=== Given request ===
The listing below should be copied in full, word for word.
####################
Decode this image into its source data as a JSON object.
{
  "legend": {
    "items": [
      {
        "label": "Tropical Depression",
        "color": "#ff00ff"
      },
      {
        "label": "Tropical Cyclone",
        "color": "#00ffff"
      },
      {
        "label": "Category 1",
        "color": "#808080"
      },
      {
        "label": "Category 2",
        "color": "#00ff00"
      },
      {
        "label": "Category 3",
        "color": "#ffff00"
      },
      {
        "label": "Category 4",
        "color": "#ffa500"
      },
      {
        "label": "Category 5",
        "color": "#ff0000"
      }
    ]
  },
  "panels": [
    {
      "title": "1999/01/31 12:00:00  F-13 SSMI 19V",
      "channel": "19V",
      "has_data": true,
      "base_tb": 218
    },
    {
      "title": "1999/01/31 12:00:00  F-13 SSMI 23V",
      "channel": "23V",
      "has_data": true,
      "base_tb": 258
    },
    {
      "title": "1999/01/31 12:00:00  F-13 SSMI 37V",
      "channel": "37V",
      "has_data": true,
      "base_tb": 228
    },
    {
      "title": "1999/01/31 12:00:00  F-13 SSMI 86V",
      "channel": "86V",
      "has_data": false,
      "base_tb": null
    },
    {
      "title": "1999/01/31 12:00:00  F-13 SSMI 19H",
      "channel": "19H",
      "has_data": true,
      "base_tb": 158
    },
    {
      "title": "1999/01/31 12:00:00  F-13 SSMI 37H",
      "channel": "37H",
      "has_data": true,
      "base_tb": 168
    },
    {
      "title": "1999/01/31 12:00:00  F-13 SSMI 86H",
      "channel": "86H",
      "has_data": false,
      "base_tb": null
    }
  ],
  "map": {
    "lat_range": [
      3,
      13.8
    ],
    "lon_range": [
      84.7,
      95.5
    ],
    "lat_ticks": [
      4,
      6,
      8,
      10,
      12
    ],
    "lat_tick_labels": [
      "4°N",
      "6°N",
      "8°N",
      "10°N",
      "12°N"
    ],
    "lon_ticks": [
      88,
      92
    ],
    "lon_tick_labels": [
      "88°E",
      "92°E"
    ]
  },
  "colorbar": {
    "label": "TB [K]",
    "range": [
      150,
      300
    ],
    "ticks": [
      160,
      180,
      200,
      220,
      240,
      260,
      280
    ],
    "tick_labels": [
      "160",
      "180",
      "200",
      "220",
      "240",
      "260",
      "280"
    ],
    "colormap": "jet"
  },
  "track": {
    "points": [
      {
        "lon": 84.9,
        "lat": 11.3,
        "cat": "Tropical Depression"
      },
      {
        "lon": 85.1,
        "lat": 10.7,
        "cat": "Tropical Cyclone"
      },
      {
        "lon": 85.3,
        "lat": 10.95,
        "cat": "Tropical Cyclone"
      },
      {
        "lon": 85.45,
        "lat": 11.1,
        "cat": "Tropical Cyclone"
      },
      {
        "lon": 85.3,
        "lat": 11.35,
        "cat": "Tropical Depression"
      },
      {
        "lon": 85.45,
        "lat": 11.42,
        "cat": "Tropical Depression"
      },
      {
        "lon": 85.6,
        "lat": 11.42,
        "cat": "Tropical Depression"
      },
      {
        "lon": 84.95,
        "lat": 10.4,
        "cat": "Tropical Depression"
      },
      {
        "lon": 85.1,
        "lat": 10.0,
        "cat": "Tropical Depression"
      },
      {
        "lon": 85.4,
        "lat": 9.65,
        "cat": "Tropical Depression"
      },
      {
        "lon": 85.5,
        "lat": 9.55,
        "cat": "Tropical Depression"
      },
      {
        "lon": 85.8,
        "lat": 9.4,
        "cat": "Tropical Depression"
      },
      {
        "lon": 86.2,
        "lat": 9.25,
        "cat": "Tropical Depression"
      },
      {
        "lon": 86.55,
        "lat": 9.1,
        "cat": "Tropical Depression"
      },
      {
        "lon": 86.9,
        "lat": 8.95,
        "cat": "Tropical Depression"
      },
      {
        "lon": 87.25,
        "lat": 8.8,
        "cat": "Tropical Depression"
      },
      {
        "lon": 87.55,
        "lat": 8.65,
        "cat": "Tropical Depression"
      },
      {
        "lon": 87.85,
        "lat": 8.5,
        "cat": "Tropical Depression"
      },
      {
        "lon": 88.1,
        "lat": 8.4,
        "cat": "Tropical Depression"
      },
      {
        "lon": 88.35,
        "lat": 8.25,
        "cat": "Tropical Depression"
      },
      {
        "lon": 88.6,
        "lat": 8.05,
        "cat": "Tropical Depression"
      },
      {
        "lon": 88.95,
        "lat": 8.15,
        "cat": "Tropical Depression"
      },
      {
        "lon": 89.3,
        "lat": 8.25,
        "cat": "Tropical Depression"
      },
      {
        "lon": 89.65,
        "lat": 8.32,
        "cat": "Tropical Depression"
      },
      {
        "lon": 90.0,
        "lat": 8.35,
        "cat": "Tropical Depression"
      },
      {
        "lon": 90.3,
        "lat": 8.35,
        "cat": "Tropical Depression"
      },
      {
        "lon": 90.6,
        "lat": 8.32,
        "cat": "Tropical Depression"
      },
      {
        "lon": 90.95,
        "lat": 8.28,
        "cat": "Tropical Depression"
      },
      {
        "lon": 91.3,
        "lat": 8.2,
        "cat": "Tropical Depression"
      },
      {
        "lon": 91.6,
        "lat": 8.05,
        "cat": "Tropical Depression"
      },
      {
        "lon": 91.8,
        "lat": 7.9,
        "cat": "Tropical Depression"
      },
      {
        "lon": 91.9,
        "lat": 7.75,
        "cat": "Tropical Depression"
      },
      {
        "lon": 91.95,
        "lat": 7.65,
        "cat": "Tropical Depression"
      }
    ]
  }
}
####################
=== Written response ===
Decode this image into its source data as a JSON object.
{
  "legend": {
    "items": [
      {
        "label": "Tropical Depression",
        "color": "#ff00ff"
      },
      {
        "label": "Tropical Cyclone",
        "color": "#00ffff"
      },
      {
        "label": "Category 1",
        "color": "#808080"
      },
      {
        "label": "Category 2",
        "color": "#00ff00"
      },
      {
        "label": "Category 3",
        "color": "#ffff00"
      },
      {
        "label": "Category 4",
        "color": "#ffa500"
      },
      {
        "label": "Category 5",
        "color": "#ff0000"
      }
    ]
  },
  "panels": [
    {
      "title": "1999/01/31 12:00:00  F-13 SSMI 19V",
      "channel": "19V",
      "has_data": true,
      "base_tb": 218
    },
    {
      "title": "1999/01/31 12:00:00  F-13 SSMI 23V",
      "channel": "23V",
      "has_data": true,
      "base_tb": 258
    },
    {
      "title": "1999/01/31 12:00:00  F-13 SSMI 37V",
      "channel": "37V",
      "has_data": true,
      "base_tb": 228
    },
    {
      "title": "1999/01/31 12:00:00  F-13 SSMI 86V",
      "channel": "86V",
      "has_data": false,
      "base_tb": null
    },
    {
      "title": "1999/01/31 12:00:00  F-13 SSMI 19H",
      "channel": "19H",
      "has_data": true,
      "base_tb": 158
    },
    {
      "title": "1999/01/31 12:00:00  F-13 SSMI 37H",
      "channel": "37H",
      "has_data": true,
      "base_tb": 168
    },
    {
      "title": "1999/01/31 12:00:00  F-13 SSMI 86H",
      "channel": "86H",
      "has_data": false,
      "base_tb": null
    }
  ],
  "map": {
    "lat_range": [
      3,
      13.8
    ],
    "lon_range": [
      84.7,
      95.5
    ],
    "lat_ticks": [
      4,
      6,
      8,
      10,
      12
    ],
    "lat_tick_labels": [
      "4°N",
      "6°N",
      "8°N",
      "10°N",
      "12°N"
    ],
    "lon_ticks": [
      88,
      92
    ],
    "lon_tick_labels": [
      "88°E",
      "92°E"
    ]
  },
  "colorbar": {
    "label": "TB [K]",
    "range": [
      150,
      300
    ],
    "ticks": [
      160,
      180,
      200,
      220,
      240,
      260,
      280
    ],
    "tick_labels": [
      "160",
      "180",
      "200",
      "220",
      "240",
      "260",
      "280"
    ],
    "colormap": "jet"
  },
  "track": {
    "points": [
      {
        "lon": 84.9,
        "lat": 11.3,
        "cat": "Tropical Depression"
      },
      {
        "lon": 85.1,
        "lat": 10.7,
        "cat": "Tropical Cyclone"
      },
      {
        "lon": 85.3,
        "lat": 10.95,
        "cat": "Tropical Cyclone"
      },
      {
        "lon": 85.45,
        "lat": 11.1,
        "cat": "Tropical Cyclone"
      },
      {
        "lon": 85.3,
        "lat": 11.35,
        "cat": "Tropical Depression"
      },
      {
        "lon": 85.45,
        "lat": 11.42,
        "cat": "Tropical Depression"
      },
      {
        "lon": 85.6,
        "lat": 11.42,
        "cat": "Tropical Depression"
      },
      {
        "lon": 84.95,
        "lat": 10.4,
        "cat": "Tropical Depression"
      },
      {
        "lon": 85.1,
        "lat": 10.0,
        "cat": "Tropical Depression"
      },
      {
        "lon": 85.4,
        "lat": 9.65,
        "cat": "Tropical Depression"
      },
      {
        "lon": 85.5,
        "lat": 9.55,
        "cat": "Tropical Depression"
      },
      {
        "lon": 85.8,
        "lat": 9.4,
        "cat": "Tropical Depression"
      },
      {
        "lon": 86.2,
        "lat": 9.25,
        "cat": "Tropical Depression"
      },
      {
        "lon": 86.55,
        "lat": 9.1,
        "cat": "Tropical Depression"
      },
      {
        "lon": 86.9,
        "lat": 8.95,
        "cat": "Tropical Depression"
      },
      {
        "lon": 87.25,
        "lat": 8.8,
        "cat": "Tropical Depression"
      },
      {
        "lon": 87.55,
        "lat": 8.65,
        "cat": "Tropical Depression"
      },
      {
        "lon": 87.85,
        "lat": 8.5,
        "cat": "Tropical Depression"
      },
      {
        "lon": 88.1,
        "lat": 8.4,
        "cat": "Tropical Depression"
      },
      {
        "lon": 88.35,
        "lat": 8.25,
        "cat": "Tropical Depression"
      },
      {
        "lon": 88.6,
        "lat": 8.05,
        "cat": "Tropical Depression"
      },
      {
        "lon": 88.95,
        "lat": 8.15,
        "cat": "Tropical Depression"
      },
      {
        "lon": 89.3,
        "lat": 8.25,
        "cat": "Tropical Depression"
      },
      {
        "lon": 89.65,
        "lat": 8.32,
        "cat": "Tropical Depression"
      },
      {
        "lon": 90.0,
        "lat": 8.35,
        "cat": "Tropical Depression"
      },
      {
        "lon": 90.3,
        "lat": 8.35,
        "cat": "Tropical Depression"
      },
      {
        "lon": 90.6,
        "lat": 8.32,
        "cat": "Tropical Depression"
      },
      {
        "lon": 90.95,
        "lat": 8.28,
        "cat": "Tropical Depression"
      },
      {
        "lon": 91.3,
        "lat": 8.2,
        "cat": "Tropical Depression"
      },
      {
        "lon": 91.6,
        "lat": 8.05,
        "cat": "Tropical Depression"
      },
      {
        "lon": 91.8,
        "lat": 7.9,
        "cat": "Tropical Depression"
      },
      {
        "lon": 91.9,
        "lat": 7.75,
        "cat": "Tropical Depression"
      },
      {
        "lon": 91.95,
        "lat": 7.65,
        "cat": "Tropical Depression"
      }
    ]
  }
}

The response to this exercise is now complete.